[OBJECTIVE]
Could you transcribe every record below exactly as written, leaving out any pictures?

(Source records)
## start

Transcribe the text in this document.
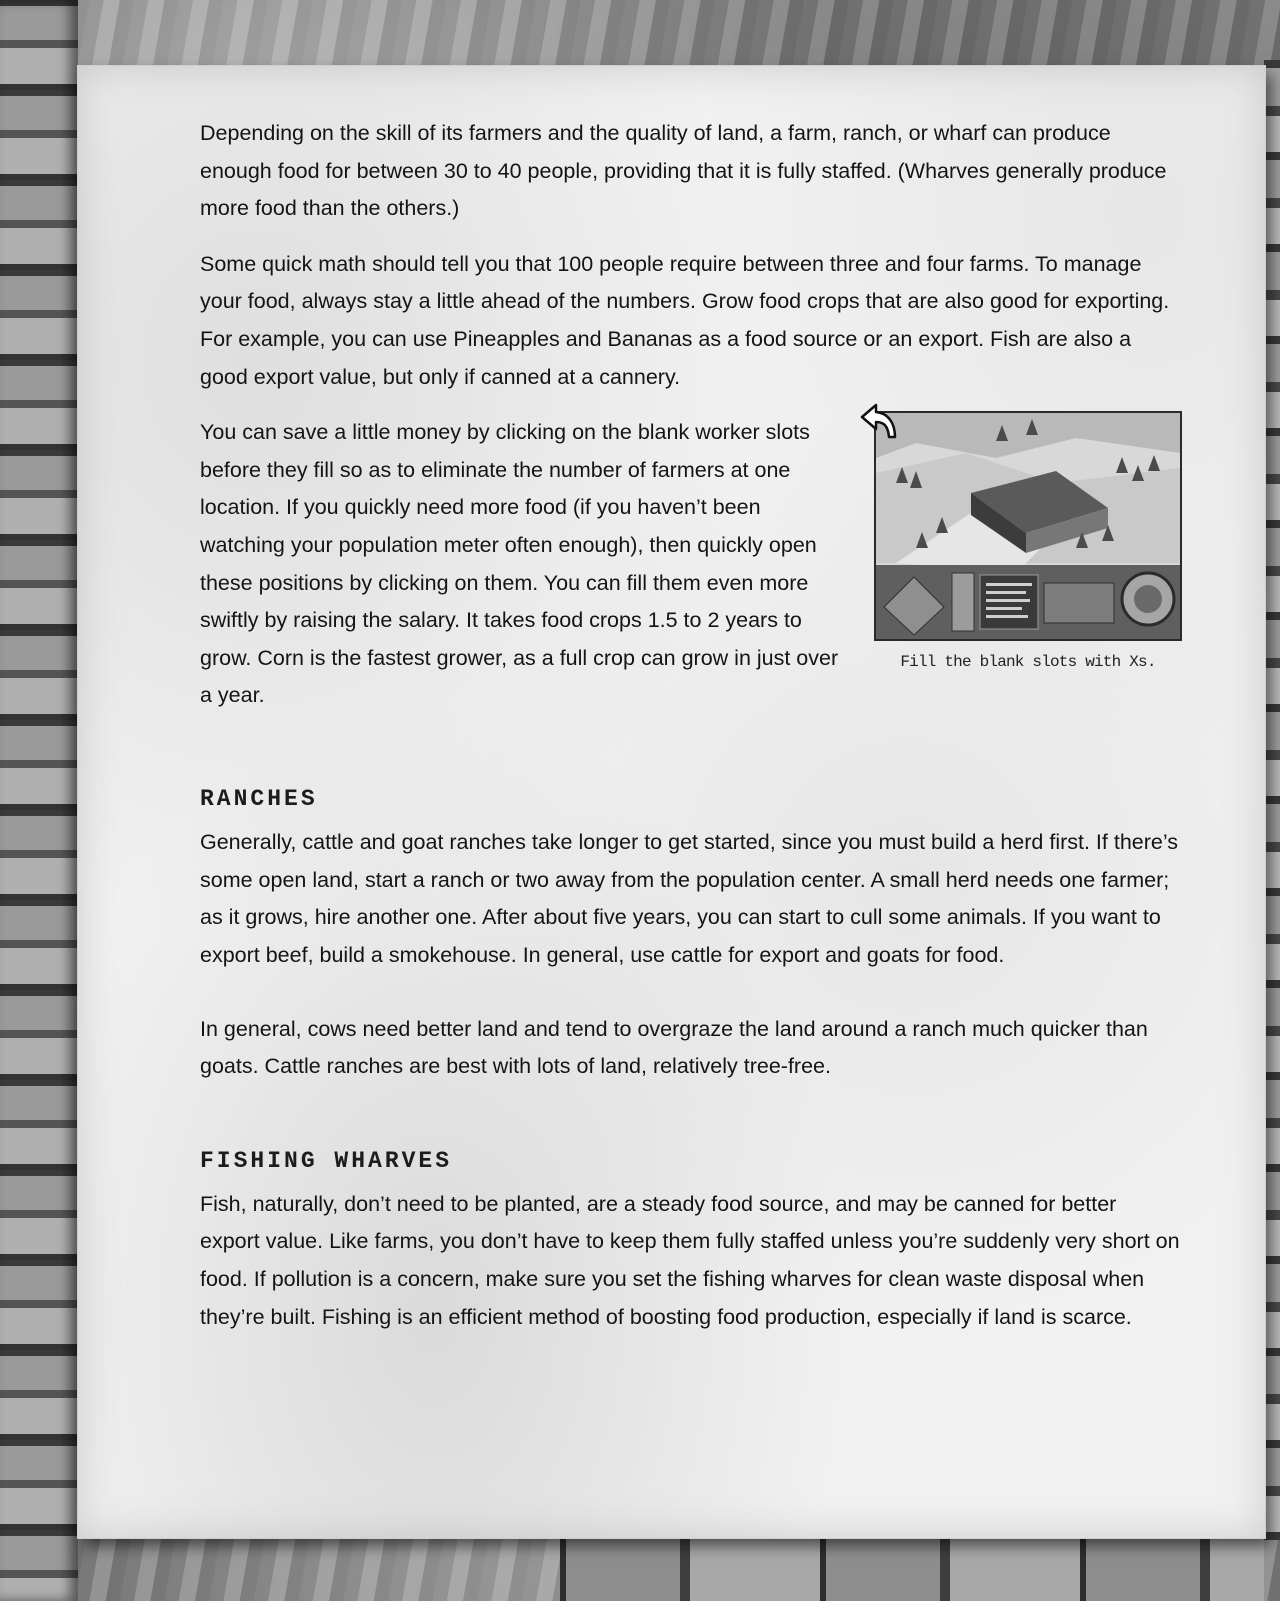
Depending on the skill of its farmers and the quality of land, a farm, ranch, or wharf can produce enough food for between 30 to 40 people, providing that it is fully staffed. (Wharves generally produce more food than the others.)

Some quick math should tell you that 100 people require between three and four farms. To manage your food, always stay a little ahead of the numbers. Grow food crops that are also good for exporting. For example, you can use Pineapples and Bananas as a food source or an export. Fish are also a good export value, but only if canned at a cannery.

You can save a little money by clicking on the blank worker slots before they fill so as to eliminate the number of farmers at one location. If you quickly need more food (if you haven’t been watching your population meter often enough), then quickly open these positions by clicking on them. You can fill them even more swiftly by raising the salary. It takes food crops 1.5 to 2 years to grow. Corn is the fastest grower, as a full crop can grow in just over a year.

Fill the blank slots with Xs.
RANCHES

Generally, cattle and goat ranches take longer to get started, since you must build a herd first. If there’s some open land, start a ranch or two away from the population center. A small herd needs one farmer; as it grows, hire another one. After about five years, you can start to cull some animals. If you want to export beef, build a smokehouse. In general, use cattle for export and goats for food.

In general, cows need better land and tend to overgraze the land around a ranch much quicker than goats. Cattle ranches are best with lots of land, relatively tree-free.

FISHING WHARVES

Fish, naturally, don’t need to be planted, are a steady food source, and may be canned for better export value. Like farms, you don’t have to keep them fully staffed unless you’re suddenly very short on food. If pollution is a concern, make sure you set the fishing wharves for clean waste disposal when they’re built. Fishing is an efficient method of boosting food production, especially if land is scarce.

## end

[COMPLETE RESPONSE]
Transcribe the text in this document.
Depending on the skill of its farmers and the quality of land, a farm, ranch, or wharf can produce enough food for between 30 to 40 people, providing that it is fully staffed. (Wharves generally produce more food than the others.)

Some quick math should tell you that 100 people require between three and four farms. To manage your food, always stay a little ahead of the numbers. Grow food crops that are also good for exporting. For example, you can use Pineapples and Bananas as a food source or an export. Fish are also a good export value, but only if canned at a cannery.

You can save a little money by clicking on the blank worker slots before they fill so as to eliminate the number of farmers at one location. If you quickly need more food (if you haven’t been watching your population meter often enough), then quickly open these positions by clicking on them. You can fill them even more swiftly by raising the salary. It takes food crops 1.5 to 2 years to grow. Corn is the fastest grower, as a full crop can grow in just over a year.

Fill the blank slots with Xs.
RANCHES

Generally, cattle and goat ranches take longer to get started, since you must build a herd first. If there’s some open land, start a ranch or two away from the population center. A small herd needs one farmer; as it grows, hire another one. After about five years, you can start to cull some animals. If you want to export beef, build a smokehouse. In general, use cattle for export and goats for food.

In general, cows need better land and tend to overgraze the land around a ranch much quicker than goats. Cattle ranches are best with lots of land, relatively tree-free.

FISHING WHARVES

Fish, naturally, don’t need to be planted, are a steady food source, and may be canned for better export value. Like farms, you don’t have to keep them fully staffed unless you’re suddenly very short on food. If pollution is a concern, make sure you set the fishing wharves for clean waste disposal when they’re built. Fishing is an efficient method of boosting food production, especially if land is scarce.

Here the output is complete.